### Exercise goal
Go through the data below and copy it exactly, skipping every picture.

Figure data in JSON
- - -

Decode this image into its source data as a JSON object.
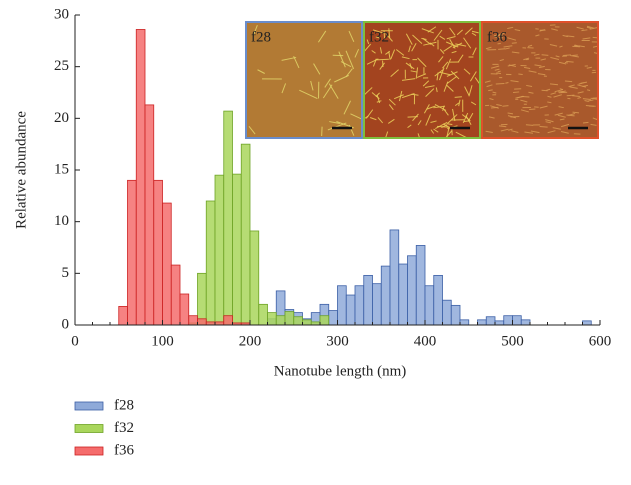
{
  "chart_data": {
    "type": "histogram",
    "x_label": "Nanotube length (nm)",
    "y_label": "Relative abundance",
    "xlim": [
      0,
      600
    ],
    "xticks": [
      0,
      100,
      200,
      300,
      400,
      500,
      600
    ],
    "ylim": [
      0,
      30
    ],
    "yticks": [
      0,
      5,
      10,
      15,
      20,
      25,
      30
    ],
    "series": [
      {
        "name": "f28",
        "color": "#8faad9",
        "bins": [
          220,
          230,
          240,
          250,
          260,
          270,
          280,
          290,
          300,
          310,
          320,
          330,
          340,
          350,
          360,
          370,
          380,
          390,
          400,
          410,
          420,
          430,
          440,
          450,
          460,
          470,
          480,
          490,
          500,
          510,
          520,
          530,
          540,
          550,
          560,
          570,
          580,
          590
        ],
        "values": [
          0.6,
          3.3,
          1.5,
          1.2,
          0.6,
          1.2,
          2,
          1.4,
          3.8,
          2.9,
          3.8,
          4.8,
          4,
          5.7,
          9.2,
          5.9,
          6.7,
          7.7,
          3.8,
          4.8,
          2.4,
          1.9,
          0.5,
          0,
          0.5,
          0.8,
          0.4,
          0.9,
          0.9,
          0.5,
          0,
          0,
          0,
          0,
          0,
          0,
          0.4
        ]
      },
      {
        "name": "f32",
        "color": "#a9d65c",
        "bins": [
          130,
          140,
          150,
          160,
          170,
          180,
          190,
          200,
          210,
          220,
          230,
          240,
          250,
          260,
          270,
          280,
          290
        ],
        "values": [
          0.2,
          5,
          12,
          14.5,
          20.7,
          14.6,
          17.5,
          9.1,
          2,
          1.2,
          0.9,
          1.3,
          0.8,
          0.5,
          0.3,
          0.9
        ]
      },
      {
        "name": "f36",
        "color": "#f56c6c",
        "bins": [
          50,
          60,
          70,
          80,
          90,
          100,
          110,
          120,
          130,
          140,
          150,
          160,
          170,
          180,
          190,
          200
        ],
        "values": [
          1.8,
          14,
          28.6,
          21.3,
          14,
          11.8,
          5.8,
          3,
          0.9,
          0.6,
          0.3,
          0.3,
          0.9,
          0.2,
          0.2
        ]
      }
    ],
    "insets": [
      "f28",
      "f32",
      "f36"
    ]
  }
}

- - -

### Result
Decode this image into its source data as a JSON object.
{
  "chart_data": {
    "type": "histogram",
    "x_label": "Nanotube length (nm)",
    "y_label": "Relative abundance",
    "xlim": [
      0,
      600
    ],
    "xticks": [
      0,
      100,
      200,
      300,
      400,
      500,
      600
    ],
    "ylim": [
      0,
      30
    ],
    "yticks": [
      0,
      5,
      10,
      15,
      20,
      25,
      30
    ],
    "series": [
      {
        "name": "f28",
        "color": "#8faad9",
        "bins": [
          220,
          230,
          240,
          250,
          260,
          270,
          280,
          290,
          300,
          310,
          320,
          330,
          340,
          350,
          360,
          370,
          380,
          390,
          400,
          410,
          420,
          430,
          440,
          450,
          460,
          470,
          480,
          490,
          500,
          510,
          520,
          530,
          540,
          550,
          560,
          570,
          580,
          590
        ],
        "values": [
          0.6,
          3.3,
          1.5,
          1.2,
          0.6,
          1.2,
          2,
          1.4,
          3.8,
          2.9,
          3.8,
          4.8,
          4,
          5.7,
          9.2,
          5.9,
          6.7,
          7.7,
          3.8,
          4.8,
          2.4,
          1.9,
          0.5,
          0,
          0.5,
          0.8,
          0.4,
          0.9,
          0.9,
          0.5,
          0,
          0,
          0,
          0,
          0,
          0,
          0.4
        ]
      },
      {
        "name": "f32",
        "color": "#a9d65c",
        "bins": [
          130,
          140,
          150,
          160,
          170,
          180,
          190,
          200,
          210,
          220,
          230,
          240,
          250,
          260,
          270,
          280,
          290
        ],
        "values": [
          0.2,
          5,
          12,
          14.5,
          20.7,
          14.6,
          17.5,
          9.1,
          2,
          1.2,
          0.9,
          1.3,
          0.8,
          0.5,
          0.3,
          0.9
        ]
      },
      {
        "name": "f36",
        "color": "#f56c6c",
        "bins": [
          50,
          60,
          70,
          80,
          90,
          100,
          110,
          120,
          130,
          140,
          150,
          160,
          170,
          180,
          190,
          200
        ],
        "values": [
          1.8,
          14,
          28.6,
          21.3,
          14,
          11.8,
          5.8,
          3,
          0.9,
          0.6,
          0.3,
          0.3,
          0.9,
          0.2,
          0.2
        ]
      }
    ],
    "insets": [
      "f28",
      "f32",
      "f36"
    ]
  }
}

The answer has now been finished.